Print the complete set of entries exactly.

→ GIVEN RECORDS
================
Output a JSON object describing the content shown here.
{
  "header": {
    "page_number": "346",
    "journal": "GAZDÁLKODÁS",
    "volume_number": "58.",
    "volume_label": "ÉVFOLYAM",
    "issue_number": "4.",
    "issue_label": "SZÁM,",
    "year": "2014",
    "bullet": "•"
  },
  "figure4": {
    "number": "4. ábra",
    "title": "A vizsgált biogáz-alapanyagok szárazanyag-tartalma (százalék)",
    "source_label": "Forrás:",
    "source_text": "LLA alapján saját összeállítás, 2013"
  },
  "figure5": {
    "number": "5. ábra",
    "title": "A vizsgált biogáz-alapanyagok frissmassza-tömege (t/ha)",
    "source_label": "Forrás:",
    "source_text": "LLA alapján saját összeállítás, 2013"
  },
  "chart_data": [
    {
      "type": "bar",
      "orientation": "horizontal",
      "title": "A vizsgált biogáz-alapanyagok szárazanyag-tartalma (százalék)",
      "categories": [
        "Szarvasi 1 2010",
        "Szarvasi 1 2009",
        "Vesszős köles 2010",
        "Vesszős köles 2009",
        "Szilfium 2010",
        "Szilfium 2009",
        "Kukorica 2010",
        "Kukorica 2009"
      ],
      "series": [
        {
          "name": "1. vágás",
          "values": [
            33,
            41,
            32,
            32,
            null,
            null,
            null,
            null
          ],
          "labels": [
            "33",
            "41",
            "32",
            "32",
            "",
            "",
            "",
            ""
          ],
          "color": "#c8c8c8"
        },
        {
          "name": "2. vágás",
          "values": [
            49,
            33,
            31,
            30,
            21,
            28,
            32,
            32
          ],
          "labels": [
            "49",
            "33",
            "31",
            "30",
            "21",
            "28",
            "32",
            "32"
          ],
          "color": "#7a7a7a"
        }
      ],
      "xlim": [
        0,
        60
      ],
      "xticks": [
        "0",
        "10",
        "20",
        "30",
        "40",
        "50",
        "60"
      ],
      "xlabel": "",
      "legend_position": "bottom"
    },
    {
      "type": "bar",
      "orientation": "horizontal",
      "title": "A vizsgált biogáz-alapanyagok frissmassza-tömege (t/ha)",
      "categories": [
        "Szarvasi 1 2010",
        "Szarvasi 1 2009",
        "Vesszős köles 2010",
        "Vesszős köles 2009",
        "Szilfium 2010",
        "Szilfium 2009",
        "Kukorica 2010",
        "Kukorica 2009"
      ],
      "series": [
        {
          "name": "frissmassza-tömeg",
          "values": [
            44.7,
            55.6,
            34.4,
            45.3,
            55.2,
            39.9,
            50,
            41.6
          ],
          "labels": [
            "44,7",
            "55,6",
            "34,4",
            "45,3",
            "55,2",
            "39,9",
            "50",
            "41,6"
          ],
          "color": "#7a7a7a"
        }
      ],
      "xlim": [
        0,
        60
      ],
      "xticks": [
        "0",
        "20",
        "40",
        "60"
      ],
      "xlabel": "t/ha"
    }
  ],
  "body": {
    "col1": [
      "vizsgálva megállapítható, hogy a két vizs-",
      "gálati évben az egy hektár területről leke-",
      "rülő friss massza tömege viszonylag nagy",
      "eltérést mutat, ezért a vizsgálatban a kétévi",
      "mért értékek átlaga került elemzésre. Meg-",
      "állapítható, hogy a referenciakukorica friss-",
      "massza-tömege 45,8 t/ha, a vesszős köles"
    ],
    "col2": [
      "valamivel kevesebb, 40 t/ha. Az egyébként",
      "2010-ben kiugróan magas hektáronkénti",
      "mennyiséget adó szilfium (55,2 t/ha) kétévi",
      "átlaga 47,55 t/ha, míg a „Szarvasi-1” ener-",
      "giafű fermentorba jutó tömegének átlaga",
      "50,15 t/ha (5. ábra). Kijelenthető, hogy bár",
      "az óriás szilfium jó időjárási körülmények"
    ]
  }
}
================
→ FULL SOLUTION
Output a JSON object describing the content shown here.
{
  "header": {
    "page_number": "346",
    "journal": "GAZDÁLKODÁS",
    "volume_number": "58.",
    "volume_label": "ÉVFOLYAM",
    "issue_number": "4.",
    "issue_label": "SZÁM,",
    "year": "2014",
    "bullet": "•"
  },
  "figure4": {
    "number": "4. ábra",
    "title": "A vizsgált biogáz-alapanyagok szárazanyag-tartalma (százalék)",
    "source_label": "Forrás:",
    "source_text": "LLA alapján saját összeállítás, 2013"
  },
  "figure5": {
    "number": "5. ábra",
    "title": "A vizsgált biogáz-alapanyagok frissmassza-tömege (t/ha)",
    "source_label": "Forrás:",
    "source_text": "LLA alapján saját összeállítás, 2013"
  },
  "chart_data": [
    {
      "type": "bar",
      "orientation": "horizontal",
      "title": "A vizsgált biogáz-alapanyagok szárazanyag-tartalma (százalék)",
      "categories": [
        "Szarvasi 1 2010",
        "Szarvasi 1 2009",
        "Vesszős köles 2010",
        "Vesszős köles 2009",
        "Szilfium 2010",
        "Szilfium 2009",
        "Kukorica 2010",
        "Kukorica 2009"
      ],
      "series": [
        {
          "name": "1. vágás",
          "values": [
            33,
            41,
            32,
            32,
            null,
            null,
            null,
            null
          ],
          "labels": [
            "33",
            "41",
            "32",
            "32",
            "",
            "",
            "",
            ""
          ],
          "color": "#c8c8c8"
        },
        {
          "name": "2. vágás",
          "values": [
            49,
            33,
            31,
            30,
            21,
            28,
            32,
            32
          ],
          "labels": [
            "49",
            "33",
            "31",
            "30",
            "21",
            "28",
            "32",
            "32"
          ],
          "color": "#7a7a7a"
        }
      ],
      "xlim": [
        0,
        60
      ],
      "xticks": [
        "0",
        "10",
        "20",
        "30",
        "40",
        "50",
        "60"
      ],
      "xlabel": "",
      "legend_position": "bottom"
    },
    {
      "type": "bar",
      "orientation": "horizontal",
      "title": "A vizsgált biogáz-alapanyagok frissmassza-tömege (t/ha)",
      "categories": [
        "Szarvasi 1 2010",
        "Szarvasi 1 2009",
        "Vesszős köles 2010",
        "Vesszős köles 2009",
        "Szilfium 2010",
        "Szilfium 2009",
        "Kukorica 2010",
        "Kukorica 2009"
      ],
      "series": [
        {
          "name": "frissmassza-tömeg",
          "values": [
            44.7,
            55.6,
            34.4,
            45.3,
            55.2,
            39.9,
            50,
            41.6
          ],
          "labels": [
            "44,7",
            "55,6",
            "34,4",
            "45,3",
            "55,2",
            "39,9",
            "50",
            "41,6"
          ],
          "color": "#7a7a7a"
        }
      ],
      "xlim": [
        0,
        60
      ],
      "xticks": [
        "0",
        "20",
        "40",
        "60"
      ],
      "xlabel": "t/ha"
    }
  ],
  "body": {
    "col1": [
      "vizsgálva megállapítható, hogy a két vizs-",
      "gálati évben az egy hektár területről leke-",
      "rülő friss massza tömege viszonylag nagy",
      "eltérést mutat, ezért a vizsgálatban a kétévi",
      "mért értékek átlaga került elemzésre. Meg-",
      "állapítható, hogy a referenciakukorica friss-",
      "massza-tömege 45,8 t/ha, a vesszős köles"
    ],
    "col2": [
      "valamivel kevesebb, 40 t/ha. Az egyébként",
      "2010-ben kiugróan magas hektáronkénti",
      "mennyiséget adó szilfium (55,2 t/ha) kétévi",
      "átlaga 47,55 t/ha, míg a „Szarvasi-1” ener-",
      "giafű fermentorba jutó tömegének átlaga",
      "50,15 t/ha (5. ábra). Kijelenthető, hogy bár",
      "az óriás szilfium jó időjárási körülmények"
    ]
  }
}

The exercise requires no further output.